■ Excerpted records:

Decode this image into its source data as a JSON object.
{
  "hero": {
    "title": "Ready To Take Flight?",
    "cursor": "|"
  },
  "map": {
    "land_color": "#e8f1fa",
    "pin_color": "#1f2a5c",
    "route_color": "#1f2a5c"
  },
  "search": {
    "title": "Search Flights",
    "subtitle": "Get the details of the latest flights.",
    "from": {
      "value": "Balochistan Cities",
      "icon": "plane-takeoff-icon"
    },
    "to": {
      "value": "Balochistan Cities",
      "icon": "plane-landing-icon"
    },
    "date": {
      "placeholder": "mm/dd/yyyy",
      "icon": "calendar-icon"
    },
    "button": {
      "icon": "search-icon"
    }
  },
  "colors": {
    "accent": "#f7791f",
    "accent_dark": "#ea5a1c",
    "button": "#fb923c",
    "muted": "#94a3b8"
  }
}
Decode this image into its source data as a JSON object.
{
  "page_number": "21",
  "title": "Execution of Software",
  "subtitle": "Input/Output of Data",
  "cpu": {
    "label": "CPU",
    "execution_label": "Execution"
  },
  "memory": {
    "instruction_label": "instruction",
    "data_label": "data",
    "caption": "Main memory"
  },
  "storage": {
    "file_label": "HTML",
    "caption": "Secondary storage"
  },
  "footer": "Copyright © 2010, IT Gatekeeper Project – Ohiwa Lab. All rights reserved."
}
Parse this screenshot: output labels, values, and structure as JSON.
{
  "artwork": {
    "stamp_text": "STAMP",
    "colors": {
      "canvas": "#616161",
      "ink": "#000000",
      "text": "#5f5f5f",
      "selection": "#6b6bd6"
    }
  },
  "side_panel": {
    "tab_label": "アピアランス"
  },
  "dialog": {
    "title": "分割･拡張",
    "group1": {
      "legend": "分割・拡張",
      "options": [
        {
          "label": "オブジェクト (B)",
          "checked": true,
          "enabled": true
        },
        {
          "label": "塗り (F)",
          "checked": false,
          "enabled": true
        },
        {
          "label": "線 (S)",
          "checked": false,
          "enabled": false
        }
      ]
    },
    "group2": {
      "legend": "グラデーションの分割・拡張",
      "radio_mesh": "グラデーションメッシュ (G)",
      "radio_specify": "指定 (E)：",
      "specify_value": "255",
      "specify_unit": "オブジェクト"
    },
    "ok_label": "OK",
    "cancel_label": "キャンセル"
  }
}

■ Short exercise: Make an exact copy of the data above.

■ Task solution:
Decode this image into its source data as a JSON object.
{
  "hero": {
    "title": "Ready To Take Flight?",
    "cursor": "|"
  },
  "map": {
    "land_color": "#e8f1fa",
    "pin_color": "#1f2a5c",
    "route_color": "#1f2a5c"
  },
  "search": {
    "title": "Search Flights",
    "subtitle": "Get the details of the latest flights.",
    "from": {
      "value": "Balochistan Cities",
      "icon": "plane-takeoff-icon"
    },
    "to": {
      "value": "Balochistan Cities",
      "icon": "plane-landing-icon"
    },
    "date": {
      "placeholder": "mm/dd/yyyy",
      "icon": "calendar-icon"
    },
    "button": {
      "icon": "search-icon"
    }
  },
  "colors": {
    "accent": "#f7791f",
    "accent_dark": "#ea5a1c",
    "button": "#fb923c",
    "muted": "#94a3b8"
  }
}
Decode this image into its source data as a JSON object.
{
  "page_number": "21",
  "title": "Execution of Software",
  "subtitle": "Input/Output of Data",
  "cpu": {
    "label": "CPU",
    "execution_label": "Execution"
  },
  "memory": {
    "instruction_label": "instruction",
    "data_label": "data",
    "caption": "Main memory"
  },
  "storage": {
    "file_label": "HTML",
    "caption": "Secondary storage"
  },
  "footer": "Copyright © 2010, IT Gatekeeper Project – Ohiwa Lab. All rights reserved."
}
Parse this screenshot: output labels, values, and structure as JSON.
{
  "artwork": {
    "stamp_text": "STAMP",
    "colors": {
      "canvas": "#616161",
      "ink": "#000000",
      "text": "#5f5f5f",
      "selection": "#6b6bd6"
    }
  },
  "side_panel": {
    "tab_label": "アピアランス"
  },
  "dialog": {
    "title": "分割･拡張",
    "group1": {
      "legend": "分割・拡張",
      "options": [
        {
          "label": "オブジェクト (B)",
          "checked": true,
          "enabled": true
        },
        {
          "label": "塗り (F)",
          "checked": false,
          "enabled": true
        },
        {
          "label": "線 (S)",
          "checked": false,
          "enabled": false
        }
      ]
    },
    "group2": {
      "legend": "グラデーションの分割・拡張",
      "radio_mesh": "グラデーションメッシュ (G)",
      "radio_specify": "指定 (E)：",
      "specify_value": "255",
      "specify_unit": "オブジェクト"
    },
    "ok_label": "OK",
    "cancel_label": "キャンセル"
  }
}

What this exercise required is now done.